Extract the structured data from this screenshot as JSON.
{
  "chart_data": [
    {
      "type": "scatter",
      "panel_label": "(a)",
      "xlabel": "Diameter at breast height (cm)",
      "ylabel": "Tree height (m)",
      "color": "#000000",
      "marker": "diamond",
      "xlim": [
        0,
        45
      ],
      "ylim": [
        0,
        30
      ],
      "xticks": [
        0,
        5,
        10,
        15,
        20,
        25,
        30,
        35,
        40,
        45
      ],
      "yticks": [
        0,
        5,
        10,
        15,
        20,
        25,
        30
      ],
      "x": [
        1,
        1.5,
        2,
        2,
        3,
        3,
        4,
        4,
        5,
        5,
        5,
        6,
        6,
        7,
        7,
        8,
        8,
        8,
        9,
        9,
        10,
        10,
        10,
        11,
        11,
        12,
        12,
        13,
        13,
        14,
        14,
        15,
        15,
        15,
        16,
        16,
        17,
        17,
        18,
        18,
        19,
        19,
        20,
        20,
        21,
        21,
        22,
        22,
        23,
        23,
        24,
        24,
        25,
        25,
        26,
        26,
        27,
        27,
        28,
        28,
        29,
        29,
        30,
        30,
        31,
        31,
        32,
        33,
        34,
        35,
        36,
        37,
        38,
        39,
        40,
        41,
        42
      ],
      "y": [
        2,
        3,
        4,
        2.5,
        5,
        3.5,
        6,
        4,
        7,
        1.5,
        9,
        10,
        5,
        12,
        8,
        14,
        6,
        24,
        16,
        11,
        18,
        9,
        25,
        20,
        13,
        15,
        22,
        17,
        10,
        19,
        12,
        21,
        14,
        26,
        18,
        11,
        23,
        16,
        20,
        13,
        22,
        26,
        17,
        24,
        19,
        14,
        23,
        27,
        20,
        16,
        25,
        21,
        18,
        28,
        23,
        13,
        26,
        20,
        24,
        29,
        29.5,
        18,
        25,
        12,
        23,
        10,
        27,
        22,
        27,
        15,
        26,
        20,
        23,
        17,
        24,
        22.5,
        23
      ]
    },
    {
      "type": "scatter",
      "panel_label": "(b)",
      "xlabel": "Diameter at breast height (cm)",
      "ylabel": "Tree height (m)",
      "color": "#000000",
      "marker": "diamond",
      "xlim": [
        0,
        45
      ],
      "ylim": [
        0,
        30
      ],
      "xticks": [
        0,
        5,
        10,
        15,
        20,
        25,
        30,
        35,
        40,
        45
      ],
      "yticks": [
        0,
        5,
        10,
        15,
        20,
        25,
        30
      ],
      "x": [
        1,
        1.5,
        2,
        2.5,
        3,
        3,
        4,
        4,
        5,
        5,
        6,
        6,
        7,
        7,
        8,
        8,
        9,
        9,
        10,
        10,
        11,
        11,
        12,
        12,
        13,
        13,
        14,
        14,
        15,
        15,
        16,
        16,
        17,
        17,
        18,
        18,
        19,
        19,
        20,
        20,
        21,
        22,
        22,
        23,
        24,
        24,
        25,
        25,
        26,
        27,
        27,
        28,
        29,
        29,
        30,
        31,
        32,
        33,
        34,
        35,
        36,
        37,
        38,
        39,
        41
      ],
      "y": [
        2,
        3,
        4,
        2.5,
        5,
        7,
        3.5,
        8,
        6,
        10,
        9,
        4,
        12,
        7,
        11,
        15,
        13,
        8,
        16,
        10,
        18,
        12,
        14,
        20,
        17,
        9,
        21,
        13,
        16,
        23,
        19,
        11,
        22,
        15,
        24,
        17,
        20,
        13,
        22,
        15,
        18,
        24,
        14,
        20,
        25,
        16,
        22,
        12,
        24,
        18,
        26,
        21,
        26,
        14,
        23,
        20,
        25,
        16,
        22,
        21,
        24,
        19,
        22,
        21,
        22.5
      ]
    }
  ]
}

★ ★ ★ ★ ★ ★ ★

Exercise details = Output the full listing exactly as it stands.

Solution to this exercise =
Extract the structured data from this screenshot as JSON.
{
  "chart_data": [
    {
      "type": "scatter",
      "panel_label": "(a)",
      "xlabel": "Diameter at breast height (cm)",
      "ylabel": "Tree height (m)",
      "color": "#000000",
      "marker": "diamond",
      "xlim": [
        0,
        45
      ],
      "ylim": [
        0,
        30
      ],
      "xticks": [
        0,
        5,
        10,
        15,
        20,
        25,
        30,
        35,
        40,
        45
      ],
      "yticks": [
        0,
        5,
        10,
        15,
        20,
        25,
        30
      ],
      "x": [
        1,
        1.5,
        2,
        2,
        3,
        3,
        4,
        4,
        5,
        5,
        5,
        6,
        6,
        7,
        7,
        8,
        8,
        8,
        9,
        9,
        10,
        10,
        10,
        11,
        11,
        12,
        12,
        13,
        13,
        14,
        14,
        15,
        15,
        15,
        16,
        16,
        17,
        17,
        18,
        18,
        19,
        19,
        20,
        20,
        21,
        21,
        22,
        22,
        23,
        23,
        24,
        24,
        25,
        25,
        26,
        26,
        27,
        27,
        28,
        28,
        29,
        29,
        30,
        30,
        31,
        31,
        32,
        33,
        34,
        35,
        36,
        37,
        38,
        39,
        40,
        41,
        42
      ],
      "y": [
        2,
        3,
        4,
        2.5,
        5,
        3.5,
        6,
        4,
        7,
        1.5,
        9,
        10,
        5,
        12,
        8,
        14,
        6,
        24,
        16,
        11,
        18,
        9,
        25,
        20,
        13,
        15,
        22,
        17,
        10,
        19,
        12,
        21,
        14,
        26,
        18,
        11,
        23,
        16,
        20,
        13,
        22,
        26,
        17,
        24,
        19,
        14,
        23,
        27,
        20,
        16,
        25,
        21,
        18,
        28,
        23,
        13,
        26,
        20,
        24,
        29,
        29.5,
        18,
        25,
        12,
        23,
        10,
        27,
        22,
        27,
        15,
        26,
        20,
        23,
        17,
        24,
        22.5,
        23
      ]
    },
    {
      "type": "scatter",
      "panel_label": "(b)",
      "xlabel": "Diameter at breast height (cm)",
      "ylabel": "Tree height (m)",
      "color": "#000000",
      "marker": "diamond",
      "xlim": [
        0,
        45
      ],
      "ylim": [
        0,
        30
      ],
      "xticks": [
        0,
        5,
        10,
        15,
        20,
        25,
        30,
        35,
        40,
        45
      ],
      "yticks": [
        0,
        5,
        10,
        15,
        20,
        25,
        30
      ],
      "x": [
        1,
        1.5,
        2,
        2.5,
        3,
        3,
        4,
        4,
        5,
        5,
        6,
        6,
        7,
        7,
        8,
        8,
        9,
        9,
        10,
        10,
        11,
        11,
        12,
        12,
        13,
        13,
        14,
        14,
        15,
        15,
        16,
        16,
        17,
        17,
        18,
        18,
        19,
        19,
        20,
        20,
        21,
        22,
        22,
        23,
        24,
        24,
        25,
        25,
        26,
        27,
        27,
        28,
        29,
        29,
        30,
        31,
        32,
        33,
        34,
        35,
        36,
        37,
        38,
        39,
        41
      ],
      "y": [
        2,
        3,
        4,
        2.5,
        5,
        7,
        3.5,
        8,
        6,
        10,
        9,
        4,
        12,
        7,
        11,
        15,
        13,
        8,
        16,
        10,
        18,
        12,
        14,
        20,
        17,
        9,
        21,
        13,
        16,
        23,
        19,
        11,
        22,
        15,
        24,
        17,
        20,
        13,
        22,
        15,
        18,
        24,
        14,
        20,
        25,
        16,
        22,
        12,
        24,
        18,
        26,
        21,
        26,
        14,
        23,
        20,
        25,
        16,
        22,
        21,
        24,
        19,
        22,
        21,
        22.5
      ]
    }
  ]
}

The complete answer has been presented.